▶ [REQUIREMENT]:
Copy the listing below line for line, with no changes to any word, number, or symbol. Leave out the picture.

● ● ●

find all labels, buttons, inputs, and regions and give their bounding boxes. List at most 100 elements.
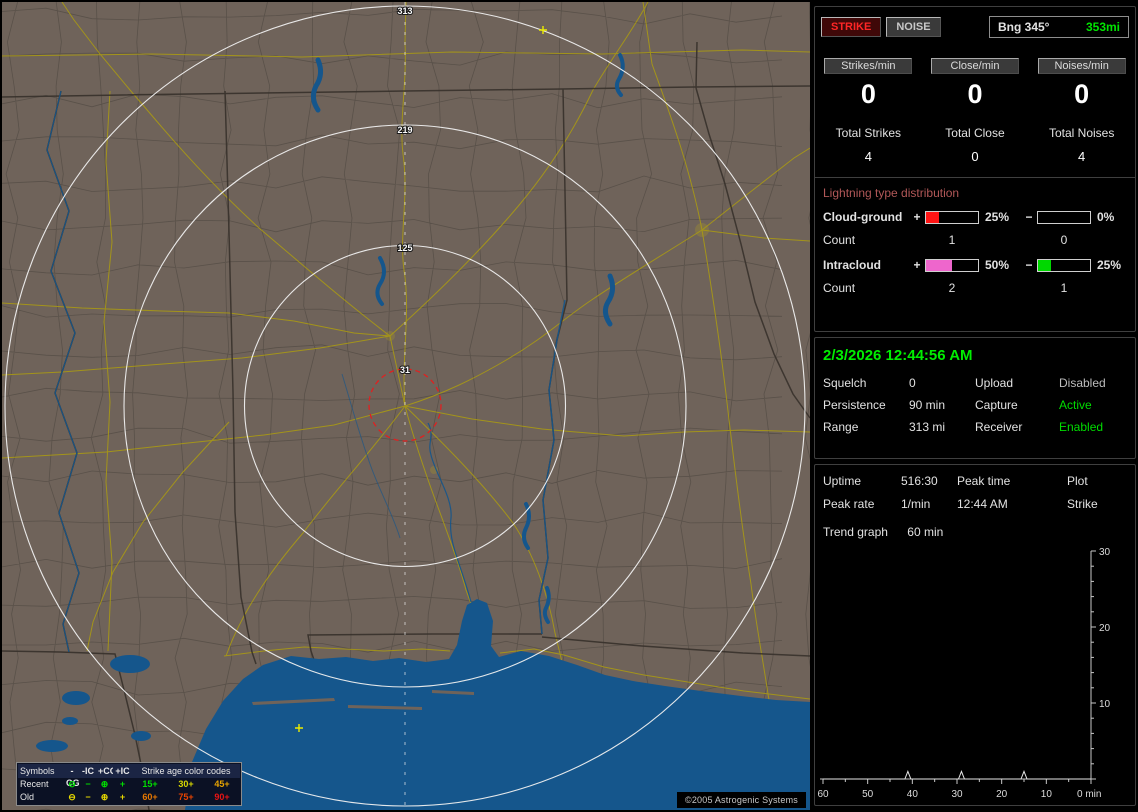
capture-status: Active	[1059, 397, 1092, 412]
age-code-60: 60+	[142, 792, 158, 802]
ring-label-219: 219	[397, 125, 412, 135]
recent-pcg-symbol: ⊕	[100, 779, 109, 789]
capture-label: Capture	[975, 397, 1018, 412]
ring-label-125: 125	[397, 243, 412, 253]
upload-label: Upload	[975, 375, 1014, 390]
ic-negative-count: 1	[1060, 281, 1068, 295]
old-nic-symbol: −	[85, 792, 91, 802]
total-close-label: Total Close	[945, 126, 1005, 140]
bearing-distance: 353mi	[1085, 20, 1120, 34]
cg-negative-count: 0	[1060, 233, 1068, 247]
nexstorm-screen: 313 219 125 31 Symbols -CG -IC +CG +IC S…	[0, 0, 1138, 812]
ic-negative-bar	[1037, 258, 1091, 272]
legend-age-header: Strike age color codes	[132, 764, 240, 778]
age-code-75: 75+	[178, 792, 194, 802]
trend-chart: 60 50 40 30 20 10 0 min 10 20 30	[817, 547, 1111, 800]
count-label: Count	[823, 281, 856, 295]
age-code-15: 15+	[142, 779, 158, 789]
recent-ncg-symbol: ⊖	[68, 779, 76, 789]
trend-graph-header: Trend graph 60 min	[815, 511, 1135, 539]
counters-section: STRIKE NOISE Bng 345° 353mi Strikes/min …	[814, 6, 1136, 332]
cloud-ground-label: Cloud-ground	[823, 210, 903, 224]
trend-section: Uptime 516:30 Peak time Plot Peak rate 1…	[814, 464, 1136, 806]
cg-positive-bar	[925, 210, 979, 224]
svg-text:10: 10	[1041, 789, 1053, 800]
strike-toggle-button[interactable]: STRIKE	[821, 17, 882, 37]
svg-text:30: 30	[951, 789, 963, 800]
legend-symbols-header: Symbols	[18, 764, 64, 778]
peak-rate-label: Peak rate	[823, 497, 875, 511]
noises-per-min-button[interactable]: Noises/min	[1037, 58, 1126, 74]
legend-row-recent-label: Recent	[20, 779, 49, 789]
strikes-per-min-value: 0	[860, 79, 876, 109]
ic-positive-count: 2	[948, 281, 956, 295]
total-counters: Total Strikes Total Close Total Noises 4…	[815, 126, 1135, 164]
total-strikes-value: 4	[864, 149, 872, 164]
trend-graph-label: Trend graph	[823, 525, 888, 539]
recent-pic-symbol: +	[119, 779, 126, 789]
bearing-value: Bng 345°	[998, 20, 1050, 34]
legend-col-nic: -IC	[80, 764, 96, 778]
legend-row-old-label: Old	[20, 792, 35, 802]
stats-grid: Uptime 516:30 Peak time Plot Peak rate 1…	[815, 465, 1135, 511]
map-legend: Symbols -CG -IC +CG +IC Strike age color…	[16, 762, 242, 806]
intracloud-count-row: Count 2 1	[815, 275, 1135, 297]
trend-window-value: 60 min	[907, 525, 944, 539]
intracloud-label: Intracloud	[823, 258, 882, 272]
cg-negative-bar	[1037, 210, 1091, 224]
intracloud-row: Intracloud + 50% − 25%	[815, 255, 1135, 275]
cg-positive-count: 1	[948, 233, 956, 247]
minus-sign: −	[1025, 210, 1033, 224]
legend-col-pic: +IC	[113, 764, 132, 778]
map-svg[interactable]: 313 219 125 31	[2, 2, 810, 810]
svg-text:50: 50	[862, 789, 874, 800]
peak-time-label: Peak time	[957, 474, 1011, 488]
peak-rate-value: 1/min	[901, 497, 931, 511]
receiver-status: Enabled	[1059, 419, 1104, 434]
bearing-display: Bng 345° 353mi	[989, 16, 1129, 38]
persistence-value: 90 min	[909, 397, 946, 412]
minus-sign: −	[1025, 258, 1033, 272]
total-strikes-label: Total Strikes	[835, 126, 901, 140]
lightning-map[interactable]: 313 219 125 31 Symbols -CG -IC +CG +IC S…	[2, 2, 810, 810]
total-close-value: 0	[971, 149, 979, 164]
plot-value: Strike	[1067, 497, 1098, 511]
cloud-ground-count-row: Count 1 0	[815, 227, 1135, 249]
squelch-label: Squelch	[823, 375, 867, 390]
svg-text:40: 40	[907, 789, 919, 800]
old-pic-symbol: +	[119, 792, 126, 802]
svg-text:20: 20	[996, 789, 1008, 800]
legend-col-ncg: -CG	[64, 764, 80, 788]
status-section: 2/3/2026 12:44:56 AM Squelch 0 Upload Di…	[814, 336, 1136, 459]
legend-col-pcg: +CG	[96, 764, 117, 778]
old-pcg-symbol: ⊕	[100, 792, 109, 802]
old-ncg-symbol: ⊖	[68, 792, 76, 802]
distribution-title: Lightning type distribution	[823, 186, 960, 200]
ic-negative-pct: 25%	[1097, 258, 1122, 272]
ring-label-313: 313	[397, 6, 412, 16]
datetime-display: 2/3/2026 12:44:56 AM	[823, 346, 973, 364]
ic-positive-bar	[925, 258, 979, 272]
uptime-label: Uptime	[823, 474, 862, 488]
close-per-min-value: 0	[967, 79, 983, 109]
side-panel: STRIKE NOISE Bng 345° 353mi Strikes/min …	[814, 6, 1136, 806]
plot-label: Plot	[1067, 474, 1088, 488]
cloud-ground-row: Cloud-ground + 25% − 0%	[815, 207, 1135, 227]
noise-toggle-button[interactable]: NOISE	[886, 17, 941, 37]
section-divider	[815, 177, 1135, 178]
age-code-45: 45+	[214, 779, 230, 789]
plus-sign: +	[913, 210, 921, 224]
age-code-30: 30+	[178, 779, 194, 789]
noises-per-min-value: 0	[1074, 79, 1090, 109]
strikes-per-min-button[interactable]: Strikes/min	[824, 58, 913, 74]
svg-text:10: 10	[1099, 699, 1111, 710]
svg-text:30: 30	[1099, 547, 1111, 558]
cg-negative-pct: 0%	[1097, 210, 1115, 224]
ring-label-31: 31	[400, 365, 410, 375]
total-noises-value: 4	[1078, 149, 1086, 164]
count-label: Count	[823, 233, 856, 247]
status-grid: Squelch 0 Upload Disabled Persistence 90…	[815, 376, 1135, 434]
cg-positive-pct: 25%	[985, 210, 1010, 224]
squelch-value: 0	[909, 375, 916, 390]
close-per-min-button[interactable]: Close/min	[930, 58, 1019, 74]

● ● ●

▶ [ANSWER FOR THE TASK]:
find all labels, buttons, inputs, and regions and give their bounding boxes. List at most 100 elements.
capture-status: Active	[1059, 397, 1092, 412]
age-code-60: 60+	[142, 792, 158, 802]
ring-label-219: 219	[397, 125, 412, 135]
recent-pcg-symbol: ⊕	[100, 779, 109, 789]
capture-label: Capture	[975, 397, 1018, 412]
ring-label-125: 125	[397, 243, 412, 253]
upload-label: Upload	[975, 375, 1014, 390]
ic-negative-count: 1	[1060, 281, 1068, 295]
old-nic-symbol: −	[85, 792, 91, 802]
total-close-label: Total Close	[945, 126, 1005, 140]
bearing-distance: 353mi	[1085, 20, 1120, 34]
cg-negative-count: 0	[1060, 233, 1068, 247]
nexstorm-screen: 313 219 125 31 Symbols -CG -IC +CG +IC S…	[0, 0, 1138, 812]
ic-negative-bar	[1037, 258, 1091, 272]
legend-age-header: Strike age color codes	[132, 764, 240, 778]
age-code-75: 75+	[178, 792, 194, 802]
trend-chart: 60 50 40 30 20 10 0 min 10 20 30	[817, 547, 1111, 800]
count-label: Count	[823, 281, 856, 295]
age-code-15: 15+	[142, 779, 158, 789]
recent-ncg-symbol: ⊖	[68, 779, 76, 789]
trend-graph-header: Trend graph 60 min	[815, 511, 1135, 539]
counters-section: STRIKE NOISE Bng 345° 353mi Strikes/min …	[814, 6, 1136, 332]
cloud-ground-label: Cloud-ground	[823, 210, 903, 224]
trend-section: Uptime 516:30 Peak time Plot Peak rate 1…	[814, 464, 1136, 806]
cg-positive-bar	[925, 210, 979, 224]
svg-text:10: 10	[1041, 789, 1053, 800]
strike-toggle-button[interactable]: STRIKE	[821, 17, 882, 37]
svg-text:30: 30	[951, 789, 963, 800]
legend-symbols-header: Symbols	[18, 764, 64, 778]
peak-rate-label: Peak rate	[823, 497, 875, 511]
noises-per-min-button[interactable]: Noises/min	[1037, 58, 1126, 74]
legend-row-recent-label: Recent	[20, 779, 49, 789]
strikes-per-min-value: 0	[860, 79, 876, 109]
ic-positive-count: 2	[948, 281, 956, 295]
total-counters: Total Strikes Total Close Total Noises 4…	[815, 126, 1135, 164]
total-strikes-value: 4	[864, 149, 872, 164]
trend-graph-label: Trend graph	[823, 525, 888, 539]
recent-pic-symbol: +	[119, 779, 126, 789]
bearing-value: Bng 345°	[998, 20, 1050, 34]
legend-col-nic: -IC	[80, 764, 96, 778]
legend-row-old-label: Old	[20, 792, 35, 802]
stats-grid: Uptime 516:30 Peak time Plot Peak rate 1…	[815, 465, 1135, 511]
map-legend: Symbols -CG -IC +CG +IC Strike age color…	[16, 762, 242, 806]
intracloud-count-row: Count 2 1	[815, 275, 1135, 297]
trend-window-value: 60 min	[907, 525, 944, 539]
intracloud-label: Intracloud	[823, 258, 882, 272]
cg-negative-bar	[1037, 210, 1091, 224]
intracloud-row: Intracloud + 50% − 25%	[815, 255, 1135, 275]
cg-positive-count: 1	[948, 233, 956, 247]
minus-sign: −	[1025, 210, 1033, 224]
legend-col-pic: +IC	[113, 764, 132, 778]
map-svg[interactable]: 313 219 125 31	[2, 2, 810, 810]
svg-text:50: 50	[862, 789, 874, 800]
peak-time-label: Peak time	[957, 474, 1011, 488]
peak-rate-value: 1/min	[901, 497, 931, 511]
receiver-status: Enabled	[1059, 419, 1104, 434]
bearing-display: Bng 345° 353mi	[989, 16, 1129, 38]
persistence-value: 90 min	[909, 397, 946, 412]
minus-sign: −	[1025, 258, 1033, 272]
total-strikes-label: Total Strikes	[835, 126, 901, 140]
lightning-map[interactable]: 313 219 125 31 Symbols -CG -IC +CG +IC S…	[2, 2, 810, 810]
total-close-value: 0	[971, 149, 979, 164]
plot-value: Strike	[1067, 497, 1098, 511]
cloud-ground-count-row: Count 1 0	[815, 227, 1135, 249]
squelch-label: Squelch	[823, 375, 867, 390]
svg-text:40: 40	[907, 789, 919, 800]
old-pic-symbol: +	[119, 792, 126, 802]
svg-text:20: 20	[996, 789, 1008, 800]
legend-col-ncg: -CG	[64, 764, 80, 788]
status-section: 2/3/2026 12:44:56 AM Squelch 0 Upload Di…	[814, 336, 1136, 459]
legend-col-pcg: +CG	[96, 764, 117, 778]
old-pcg-symbol: ⊕	[100, 792, 109, 802]
old-ncg-symbol: ⊖	[68, 792, 76, 802]
distribution-title: Lightning type distribution	[823, 186, 960, 200]
ic-negative-pct: 25%	[1097, 258, 1122, 272]
ring-label-313: 313	[397, 6, 412, 16]
datetime-display: 2/3/2026 12:44:56 AM	[823, 346, 973, 364]
ic-positive-bar	[925, 258, 979, 272]
uptime-label: Uptime	[823, 474, 862, 488]
close-per-min-value: 0	[967, 79, 983, 109]
side-panel: STRIKE NOISE Bng 345° 353mi Strikes/min …	[814, 6, 1136, 806]
plot-label: Plot	[1067, 474, 1088, 488]
cloud-ground-row: Cloud-ground + 25% − 0%	[815, 207, 1135, 227]
noise-toggle-button[interactable]: NOISE	[886, 17, 941, 37]
section-divider	[815, 177, 1135, 178]
age-code-45: 45+	[214, 779, 230, 789]
plus-sign: +	[913, 210, 921, 224]
age-code-30: 30+	[178, 779, 194, 789]
noises-per-min-value: 0	[1074, 79, 1090, 109]
strikes-per-min-button[interactable]: Strikes/min	[824, 58, 913, 74]
svg-text:10: 10	[1099, 699, 1111, 710]
svg-text:30: 30	[1099, 547, 1111, 558]
cg-negative-pct: 0%	[1097, 210, 1115, 224]
ring-label-31: 31	[400, 365, 410, 375]
total-noises-value: 4	[1078, 149, 1086, 164]
count-label: Count	[823, 233, 856, 247]
status-grid: Squelch 0 Upload Disabled Persistence 90…	[815, 376, 1135, 434]
cg-positive-pct: 25%	[985, 210, 1010, 224]
squelch-value: 0	[909, 375, 916, 390]
close-per-min-button[interactable]: Close/min	[930, 58, 1019, 74]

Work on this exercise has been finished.